Please give the listing again, word for word, with nothing left out.

━━ Exercise materials

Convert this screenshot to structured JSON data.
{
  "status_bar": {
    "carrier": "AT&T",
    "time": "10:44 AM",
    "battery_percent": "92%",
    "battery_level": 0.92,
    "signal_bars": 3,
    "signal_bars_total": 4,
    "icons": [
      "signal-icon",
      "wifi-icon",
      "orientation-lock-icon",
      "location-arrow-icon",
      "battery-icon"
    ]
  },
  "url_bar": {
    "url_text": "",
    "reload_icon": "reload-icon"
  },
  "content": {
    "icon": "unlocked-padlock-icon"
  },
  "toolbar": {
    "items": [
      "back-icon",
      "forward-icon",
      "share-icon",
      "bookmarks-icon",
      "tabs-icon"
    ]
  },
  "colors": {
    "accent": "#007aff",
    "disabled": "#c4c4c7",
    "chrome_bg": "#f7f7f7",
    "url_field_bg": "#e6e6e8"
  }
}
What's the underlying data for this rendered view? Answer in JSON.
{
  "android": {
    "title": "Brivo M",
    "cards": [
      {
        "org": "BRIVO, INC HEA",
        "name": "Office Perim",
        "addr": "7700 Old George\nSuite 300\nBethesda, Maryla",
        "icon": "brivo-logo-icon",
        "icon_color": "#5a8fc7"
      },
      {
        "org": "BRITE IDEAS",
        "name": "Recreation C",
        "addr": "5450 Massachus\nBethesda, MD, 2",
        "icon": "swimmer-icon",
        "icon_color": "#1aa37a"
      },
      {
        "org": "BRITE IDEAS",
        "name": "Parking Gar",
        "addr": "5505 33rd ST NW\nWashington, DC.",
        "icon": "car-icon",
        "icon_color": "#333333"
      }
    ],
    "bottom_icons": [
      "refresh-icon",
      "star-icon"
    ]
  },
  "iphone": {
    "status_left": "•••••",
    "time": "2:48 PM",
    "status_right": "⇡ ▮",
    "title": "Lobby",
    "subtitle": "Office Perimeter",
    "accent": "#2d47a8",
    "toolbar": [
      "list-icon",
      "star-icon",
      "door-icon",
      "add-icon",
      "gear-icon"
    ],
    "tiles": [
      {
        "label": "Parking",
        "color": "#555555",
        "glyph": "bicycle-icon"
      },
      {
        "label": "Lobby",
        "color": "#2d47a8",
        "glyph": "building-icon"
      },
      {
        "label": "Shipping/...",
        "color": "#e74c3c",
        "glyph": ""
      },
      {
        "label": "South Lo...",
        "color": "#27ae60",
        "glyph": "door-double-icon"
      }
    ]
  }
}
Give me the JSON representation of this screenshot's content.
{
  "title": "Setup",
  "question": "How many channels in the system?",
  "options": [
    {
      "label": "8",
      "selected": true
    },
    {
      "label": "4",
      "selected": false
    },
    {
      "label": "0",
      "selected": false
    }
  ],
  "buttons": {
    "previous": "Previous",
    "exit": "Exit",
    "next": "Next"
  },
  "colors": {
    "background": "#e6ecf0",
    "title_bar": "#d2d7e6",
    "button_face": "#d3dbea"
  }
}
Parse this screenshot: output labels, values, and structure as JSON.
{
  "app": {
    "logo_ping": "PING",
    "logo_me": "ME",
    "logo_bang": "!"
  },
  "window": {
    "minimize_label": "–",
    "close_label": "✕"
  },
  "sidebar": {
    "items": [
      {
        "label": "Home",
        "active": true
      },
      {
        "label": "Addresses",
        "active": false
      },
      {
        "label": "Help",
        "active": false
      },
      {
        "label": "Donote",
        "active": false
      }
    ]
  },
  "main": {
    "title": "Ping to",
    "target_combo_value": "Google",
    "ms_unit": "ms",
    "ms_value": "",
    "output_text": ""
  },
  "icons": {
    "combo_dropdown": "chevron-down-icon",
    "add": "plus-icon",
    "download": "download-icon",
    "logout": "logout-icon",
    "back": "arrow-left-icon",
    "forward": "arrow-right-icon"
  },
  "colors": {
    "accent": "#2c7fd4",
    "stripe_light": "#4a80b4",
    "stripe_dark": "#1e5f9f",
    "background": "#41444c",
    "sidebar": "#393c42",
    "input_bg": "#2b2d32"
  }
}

━━━━

:: Exercise solution ::
Convert this screenshot to structured JSON data.
{
  "status_bar": {
    "carrier": "AT&T",
    "time": "10:44 AM",
    "battery_percent": "92%",
    "battery_level": 0.92,
    "signal_bars": 3,
    "signal_bars_total": 4,
    "icons": [
      "signal-icon",
      "wifi-icon",
      "orientation-lock-icon",
      "location-arrow-icon",
      "battery-icon"
    ]
  },
  "url_bar": {
    "url_text": "",
    "reload_icon": "reload-icon"
  },
  "content": {
    "icon": "unlocked-padlock-icon"
  },
  "toolbar": {
    "items": [
      "back-icon",
      "forward-icon",
      "share-icon",
      "bookmarks-icon",
      "tabs-icon"
    ]
  },
  "colors": {
    "accent": "#007aff",
    "disabled": "#c4c4c7",
    "chrome_bg": "#f7f7f7",
    "url_field_bg": "#e6e6e8"
  }
}
What's the underlying data for this rendered view? Answer in JSON.
{
  "android": {
    "title": "Brivo M",
    "cards": [
      {
        "org": "BRIVO, INC HEA",
        "name": "Office Perim",
        "addr": "7700 Old George\nSuite 300\nBethesda, Maryla",
        "icon": "brivo-logo-icon",
        "icon_color": "#5a8fc7"
      },
      {
        "org": "BRITE IDEAS",
        "name": "Recreation C",
        "addr": "5450 Massachus\nBethesda, MD, 2",
        "icon": "swimmer-icon",
        "icon_color": "#1aa37a"
      },
      {
        "org": "BRITE IDEAS",
        "name": "Parking Gar",
        "addr": "5505 33rd ST NW\nWashington, DC.",
        "icon": "car-icon",
        "icon_color": "#333333"
      }
    ],
    "bottom_icons": [
      "refresh-icon",
      "star-icon"
    ]
  },
  "iphone": {
    "status_left": "•••••",
    "time": "2:48 PM",
    "status_right": "⇡ ▮",
    "title": "Lobby",
    "subtitle": "Office Perimeter",
    "accent": "#2d47a8",
    "toolbar": [
      "list-icon",
      "star-icon",
      "door-icon",
      "add-icon",
      "gear-icon"
    ],
    "tiles": [
      {
        "label": "Parking",
        "color": "#555555",
        "glyph": "bicycle-icon"
      },
      {
        "label": "Lobby",
        "color": "#2d47a8",
        "glyph": "building-icon"
      },
      {
        "label": "Shipping/...",
        "color": "#e74c3c",
        "glyph": ""
      },
      {
        "label": "South Lo...",
        "color": "#27ae60",
        "glyph": "door-double-icon"
      }
    ]
  }
}
Give me the JSON representation of this screenshot's content.
{
  "title": "Setup",
  "question": "How many channels in the system?",
  "options": [
    {
      "label": "8",
      "selected": true
    },
    {
      "label": "4",
      "selected": false
    },
    {
      "label": "0",
      "selected": false
    }
  ],
  "buttons": {
    "previous": "Previous",
    "exit": "Exit",
    "next": "Next"
  },
  "colors": {
    "background": "#e6ecf0",
    "title_bar": "#d2d7e6",
    "button_face": "#d3dbea"
  }
}
Parse this screenshot: output labels, values, and structure as JSON.
{
  "app": {
    "logo_ping": "PING",
    "logo_me": "ME",
    "logo_bang": "!"
  },
  "window": {
    "minimize_label": "–",
    "close_label": "✕"
  },
  "sidebar": {
    "items": [
      {
        "label": "Home",
        "active": true
      },
      {
        "label": "Addresses",
        "active": false
      },
      {
        "label": "Help",
        "active": false
      },
      {
        "label": "Donote",
        "active": false
      }
    ]
  },
  "main": {
    "title": "Ping to",
    "target_combo_value": "Google",
    "ms_unit": "ms",
    "ms_value": "",
    "output_text": ""
  },
  "icons": {
    "combo_dropdown": "chevron-down-icon",
    "add": "plus-icon",
    "download": "download-icon",
    "logout": "logout-icon",
    "back": "arrow-left-icon",
    "forward": "arrow-right-icon"
  },
  "colors": {
    "accent": "#2c7fd4",
    "stripe_light": "#4a80b4",
    "stripe_dark": "#1e5f9f",
    "background": "#41444c",
    "sidebar": "#393c42",
    "input_bg": "#2b2d32"
  }
}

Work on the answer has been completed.